Given problem. From the listing below, extract each entry exactly as written, minus the images.

Start Record list

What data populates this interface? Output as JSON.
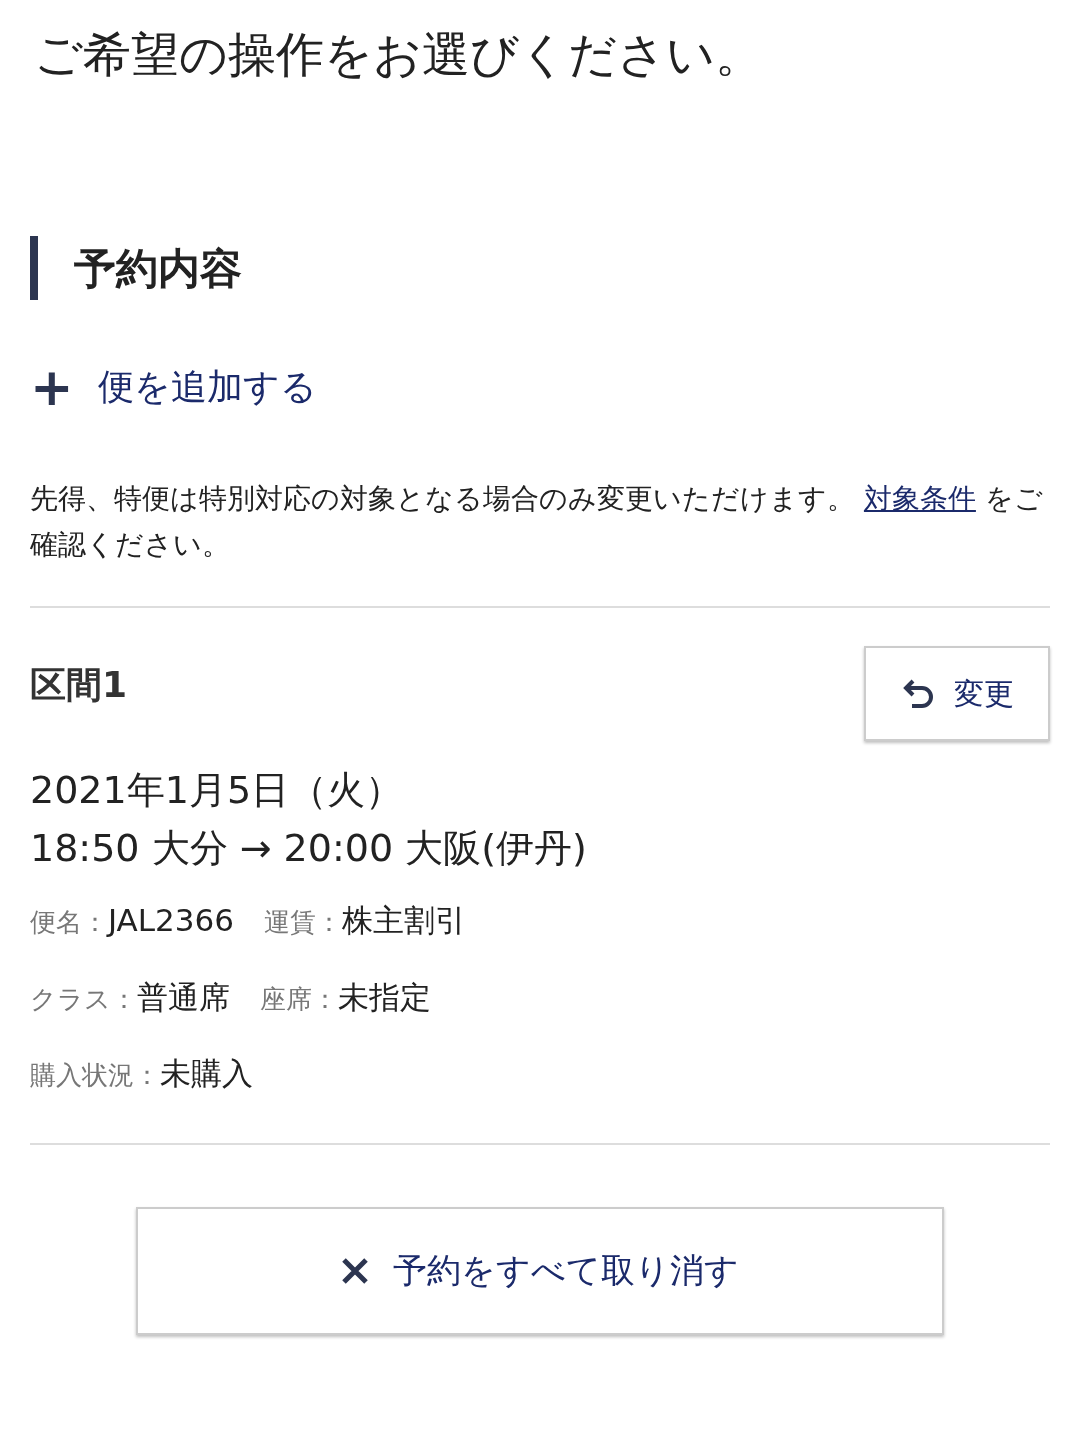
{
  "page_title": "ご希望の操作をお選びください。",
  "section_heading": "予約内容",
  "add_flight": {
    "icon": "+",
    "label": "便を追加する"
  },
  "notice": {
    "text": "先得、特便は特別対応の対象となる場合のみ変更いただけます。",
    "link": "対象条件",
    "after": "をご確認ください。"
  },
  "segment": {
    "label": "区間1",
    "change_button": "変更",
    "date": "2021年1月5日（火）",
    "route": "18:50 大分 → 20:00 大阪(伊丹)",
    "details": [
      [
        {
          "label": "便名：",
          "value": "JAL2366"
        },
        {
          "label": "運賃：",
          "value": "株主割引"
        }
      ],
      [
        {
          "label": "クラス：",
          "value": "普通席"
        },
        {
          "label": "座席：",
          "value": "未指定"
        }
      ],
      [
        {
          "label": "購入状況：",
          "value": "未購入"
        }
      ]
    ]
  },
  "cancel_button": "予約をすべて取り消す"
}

End Record list

Answer to this problem.
What data populates this interface? Output as JSON.
{
  "page_title": "ご希望の操作をお選びください。",
  "section_heading": "予約内容",
  "add_flight": {
    "icon": "+",
    "label": "便を追加する"
  },
  "notice": {
    "text": "先得、特便は特別対応の対象となる場合のみ変更いただけます。",
    "link": "対象条件",
    "after": "をご確認ください。"
  },
  "segment": {
    "label": "区間1",
    "change_button": "変更",
    "date": "2021年1月5日（火）",
    "route": "18:50 大分 → 20:00 大阪(伊丹)",
    "details": [
      [
        {
          "label": "便名：",
          "value": "JAL2366"
        },
        {
          "label": "運賃：",
          "value": "株主割引"
        }
      ],
      [
        {
          "label": "クラス：",
          "value": "普通席"
        },
        {
          "label": "座席：",
          "value": "未指定"
        }
      ],
      [
        {
          "label": "購入状況：",
          "value": "未購入"
        }
      ]
    ]
  },
  "cancel_button": "予約をすべて取り消す"
}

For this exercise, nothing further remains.